_What you need to do_
Everything from the line that contains "What's the underlying" through the final line of the records should be written out exactly, and nothing outside that span.

_Dataset_
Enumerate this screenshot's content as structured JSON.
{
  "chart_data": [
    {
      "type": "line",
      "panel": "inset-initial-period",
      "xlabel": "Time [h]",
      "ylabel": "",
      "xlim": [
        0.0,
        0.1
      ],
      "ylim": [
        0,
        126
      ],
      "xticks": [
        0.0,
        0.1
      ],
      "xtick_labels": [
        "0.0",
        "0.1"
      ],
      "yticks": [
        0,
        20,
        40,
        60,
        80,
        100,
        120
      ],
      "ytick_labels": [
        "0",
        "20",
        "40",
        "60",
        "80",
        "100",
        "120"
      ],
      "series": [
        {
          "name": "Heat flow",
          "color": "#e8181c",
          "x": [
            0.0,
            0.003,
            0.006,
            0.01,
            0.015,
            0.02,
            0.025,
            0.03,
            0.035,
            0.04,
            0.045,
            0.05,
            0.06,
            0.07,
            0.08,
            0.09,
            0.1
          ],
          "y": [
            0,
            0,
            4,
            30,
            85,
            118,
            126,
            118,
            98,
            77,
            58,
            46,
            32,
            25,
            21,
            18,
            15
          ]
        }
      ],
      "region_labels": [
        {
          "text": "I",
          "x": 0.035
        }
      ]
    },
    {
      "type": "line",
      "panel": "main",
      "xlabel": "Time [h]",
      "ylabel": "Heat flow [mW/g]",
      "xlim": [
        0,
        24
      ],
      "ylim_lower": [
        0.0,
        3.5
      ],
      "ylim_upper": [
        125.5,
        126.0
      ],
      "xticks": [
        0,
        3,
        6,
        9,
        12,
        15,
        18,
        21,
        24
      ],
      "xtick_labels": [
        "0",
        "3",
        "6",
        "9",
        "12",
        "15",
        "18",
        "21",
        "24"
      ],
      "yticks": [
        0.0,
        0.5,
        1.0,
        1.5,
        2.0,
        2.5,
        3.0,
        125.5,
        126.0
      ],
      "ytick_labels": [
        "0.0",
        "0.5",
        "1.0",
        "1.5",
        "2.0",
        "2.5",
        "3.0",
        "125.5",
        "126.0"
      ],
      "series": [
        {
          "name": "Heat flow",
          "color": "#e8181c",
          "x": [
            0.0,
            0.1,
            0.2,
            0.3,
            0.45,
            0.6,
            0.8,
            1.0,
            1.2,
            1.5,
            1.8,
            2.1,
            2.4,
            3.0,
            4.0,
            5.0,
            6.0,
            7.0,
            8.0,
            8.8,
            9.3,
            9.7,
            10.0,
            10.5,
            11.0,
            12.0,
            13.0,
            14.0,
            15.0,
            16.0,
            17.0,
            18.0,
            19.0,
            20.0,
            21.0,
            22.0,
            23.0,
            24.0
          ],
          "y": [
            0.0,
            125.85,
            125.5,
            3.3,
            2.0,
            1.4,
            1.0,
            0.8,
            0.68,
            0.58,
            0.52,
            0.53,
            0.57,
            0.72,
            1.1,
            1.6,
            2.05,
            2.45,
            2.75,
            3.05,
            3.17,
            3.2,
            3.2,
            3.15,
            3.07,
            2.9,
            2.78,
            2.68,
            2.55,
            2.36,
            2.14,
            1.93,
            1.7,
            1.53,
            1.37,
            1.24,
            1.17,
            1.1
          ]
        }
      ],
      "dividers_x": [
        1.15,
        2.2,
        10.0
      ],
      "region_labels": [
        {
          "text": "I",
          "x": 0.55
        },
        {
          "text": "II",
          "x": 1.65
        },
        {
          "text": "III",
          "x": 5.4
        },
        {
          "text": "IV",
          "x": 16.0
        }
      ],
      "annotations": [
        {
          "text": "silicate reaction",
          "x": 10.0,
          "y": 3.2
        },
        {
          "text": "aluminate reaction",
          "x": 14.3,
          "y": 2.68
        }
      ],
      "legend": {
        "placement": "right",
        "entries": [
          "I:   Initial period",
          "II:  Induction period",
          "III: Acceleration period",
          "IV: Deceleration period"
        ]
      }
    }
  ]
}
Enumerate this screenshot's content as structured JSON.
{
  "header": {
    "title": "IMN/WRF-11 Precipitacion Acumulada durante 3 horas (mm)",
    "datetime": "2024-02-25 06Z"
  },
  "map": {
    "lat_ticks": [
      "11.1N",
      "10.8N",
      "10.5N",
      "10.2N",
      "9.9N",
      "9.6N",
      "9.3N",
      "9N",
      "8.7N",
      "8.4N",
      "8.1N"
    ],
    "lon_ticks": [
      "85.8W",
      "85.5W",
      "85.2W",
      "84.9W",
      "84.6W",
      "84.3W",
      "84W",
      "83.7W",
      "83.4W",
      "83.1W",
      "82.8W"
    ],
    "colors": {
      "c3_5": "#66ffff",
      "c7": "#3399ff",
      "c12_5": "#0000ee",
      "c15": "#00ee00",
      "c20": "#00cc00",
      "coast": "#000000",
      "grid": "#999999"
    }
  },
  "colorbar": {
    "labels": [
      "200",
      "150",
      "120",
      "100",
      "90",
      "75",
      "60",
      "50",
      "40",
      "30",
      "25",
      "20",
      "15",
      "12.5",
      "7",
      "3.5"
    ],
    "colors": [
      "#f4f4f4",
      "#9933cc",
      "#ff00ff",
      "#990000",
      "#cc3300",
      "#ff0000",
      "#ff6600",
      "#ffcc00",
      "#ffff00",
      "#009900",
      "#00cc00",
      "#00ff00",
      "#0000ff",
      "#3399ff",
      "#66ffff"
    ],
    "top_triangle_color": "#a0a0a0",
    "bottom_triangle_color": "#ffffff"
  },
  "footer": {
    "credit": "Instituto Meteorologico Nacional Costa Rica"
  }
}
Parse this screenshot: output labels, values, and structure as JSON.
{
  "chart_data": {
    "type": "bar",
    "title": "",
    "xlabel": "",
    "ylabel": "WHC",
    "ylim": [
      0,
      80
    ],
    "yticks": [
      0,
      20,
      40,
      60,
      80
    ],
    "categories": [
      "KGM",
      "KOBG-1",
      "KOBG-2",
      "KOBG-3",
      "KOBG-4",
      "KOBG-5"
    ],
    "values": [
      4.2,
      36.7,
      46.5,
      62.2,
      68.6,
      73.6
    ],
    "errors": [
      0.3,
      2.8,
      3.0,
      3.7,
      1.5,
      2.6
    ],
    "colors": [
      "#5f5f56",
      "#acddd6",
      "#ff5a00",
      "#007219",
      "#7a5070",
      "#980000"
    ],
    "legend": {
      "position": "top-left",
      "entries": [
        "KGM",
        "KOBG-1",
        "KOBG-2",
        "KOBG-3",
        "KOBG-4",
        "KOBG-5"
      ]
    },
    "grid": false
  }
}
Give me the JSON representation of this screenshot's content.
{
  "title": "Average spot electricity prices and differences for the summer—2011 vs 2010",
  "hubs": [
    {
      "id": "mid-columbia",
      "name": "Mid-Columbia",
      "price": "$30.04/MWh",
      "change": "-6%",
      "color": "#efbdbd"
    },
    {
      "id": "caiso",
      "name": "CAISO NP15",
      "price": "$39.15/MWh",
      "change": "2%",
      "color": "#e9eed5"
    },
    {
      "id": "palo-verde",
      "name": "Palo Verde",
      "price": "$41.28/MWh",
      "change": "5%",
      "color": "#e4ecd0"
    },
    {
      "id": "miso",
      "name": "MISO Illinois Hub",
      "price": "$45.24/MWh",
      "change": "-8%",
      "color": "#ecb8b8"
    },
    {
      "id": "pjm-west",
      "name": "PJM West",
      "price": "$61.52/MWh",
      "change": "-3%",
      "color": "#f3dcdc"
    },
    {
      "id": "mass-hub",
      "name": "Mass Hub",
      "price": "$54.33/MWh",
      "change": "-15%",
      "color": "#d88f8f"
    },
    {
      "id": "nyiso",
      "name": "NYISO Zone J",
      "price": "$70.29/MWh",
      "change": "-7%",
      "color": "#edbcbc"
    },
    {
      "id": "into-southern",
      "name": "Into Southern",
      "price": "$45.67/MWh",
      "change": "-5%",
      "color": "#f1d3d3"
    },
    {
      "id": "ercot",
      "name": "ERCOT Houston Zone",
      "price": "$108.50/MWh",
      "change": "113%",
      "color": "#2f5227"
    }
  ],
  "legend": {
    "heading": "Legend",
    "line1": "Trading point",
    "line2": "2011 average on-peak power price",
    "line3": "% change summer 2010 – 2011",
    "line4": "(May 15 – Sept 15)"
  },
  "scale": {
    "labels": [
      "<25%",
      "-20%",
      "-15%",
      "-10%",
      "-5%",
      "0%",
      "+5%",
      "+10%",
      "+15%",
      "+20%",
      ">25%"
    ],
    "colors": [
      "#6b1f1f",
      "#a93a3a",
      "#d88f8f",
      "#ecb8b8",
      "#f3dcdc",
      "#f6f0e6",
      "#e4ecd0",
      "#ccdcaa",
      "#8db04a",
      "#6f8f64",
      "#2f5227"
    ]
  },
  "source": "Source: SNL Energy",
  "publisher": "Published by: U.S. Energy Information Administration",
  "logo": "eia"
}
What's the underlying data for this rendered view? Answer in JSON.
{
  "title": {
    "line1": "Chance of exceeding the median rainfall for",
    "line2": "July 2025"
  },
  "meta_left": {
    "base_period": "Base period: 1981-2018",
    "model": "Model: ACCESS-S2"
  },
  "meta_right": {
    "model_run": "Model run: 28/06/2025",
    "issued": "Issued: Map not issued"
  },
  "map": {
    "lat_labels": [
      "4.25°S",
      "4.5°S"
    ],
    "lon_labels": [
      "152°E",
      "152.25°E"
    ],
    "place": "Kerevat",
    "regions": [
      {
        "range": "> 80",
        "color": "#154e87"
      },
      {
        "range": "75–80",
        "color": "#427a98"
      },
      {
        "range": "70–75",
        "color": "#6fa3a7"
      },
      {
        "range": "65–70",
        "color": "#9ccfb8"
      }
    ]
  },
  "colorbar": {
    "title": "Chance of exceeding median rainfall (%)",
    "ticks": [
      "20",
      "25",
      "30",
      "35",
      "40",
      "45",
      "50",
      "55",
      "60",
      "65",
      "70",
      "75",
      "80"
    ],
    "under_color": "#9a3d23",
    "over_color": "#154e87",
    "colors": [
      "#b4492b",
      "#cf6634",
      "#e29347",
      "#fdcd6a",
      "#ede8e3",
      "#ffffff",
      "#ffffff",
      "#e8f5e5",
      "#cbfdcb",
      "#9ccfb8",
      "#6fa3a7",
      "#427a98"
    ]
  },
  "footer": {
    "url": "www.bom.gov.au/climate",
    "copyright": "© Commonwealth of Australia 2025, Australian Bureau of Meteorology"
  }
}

_The completed task_
What's the underlying data for this rendered view? Answer in JSON.
{
  "title": {
    "line1": "Chance of exceeding the median rainfall for",
    "line2": "July 2025"
  },
  "meta_left": {
    "base_period": "Base period: 1981-2018",
    "model": "Model: ACCESS-S2"
  },
  "meta_right": {
    "model_run": "Model run: 28/06/2025",
    "issued": "Issued: Map not issued"
  },
  "map": {
    "lat_labels": [
      "4.25°S",
      "4.5°S"
    ],
    "lon_labels": [
      "152°E",
      "152.25°E"
    ],
    "place": "Kerevat",
    "regions": [
      {
        "range": "> 80",
        "color": "#154e87"
      },
      {
        "range": "75–80",
        "color": "#427a98"
      },
      {
        "range": "70–75",
        "color": "#6fa3a7"
      },
      {
        "range": "65–70",
        "color": "#9ccfb8"
      }
    ]
  },
  "colorbar": {
    "title": "Chance of exceeding median rainfall (%)",
    "ticks": [
      "20",
      "25",
      "30",
      "35",
      "40",
      "45",
      "50",
      "55",
      "60",
      "65",
      "70",
      "75",
      "80"
    ],
    "under_color": "#9a3d23",
    "over_color": "#154e87",
    "colors": [
      "#b4492b",
      "#cf6634",
      "#e29347",
      "#fdcd6a",
      "#ede8e3",
      "#ffffff",
      "#ffffff",
      "#e8f5e5",
      "#cbfdcb",
      "#9ccfb8",
      "#6fa3a7",
      "#427a98"
    ]
  },
  "footer": {
    "url": "www.bom.gov.au/climate",
    "copyright": "© Commonwealth of Australia 2025, Australian Bureau of Meteorology"
  }
}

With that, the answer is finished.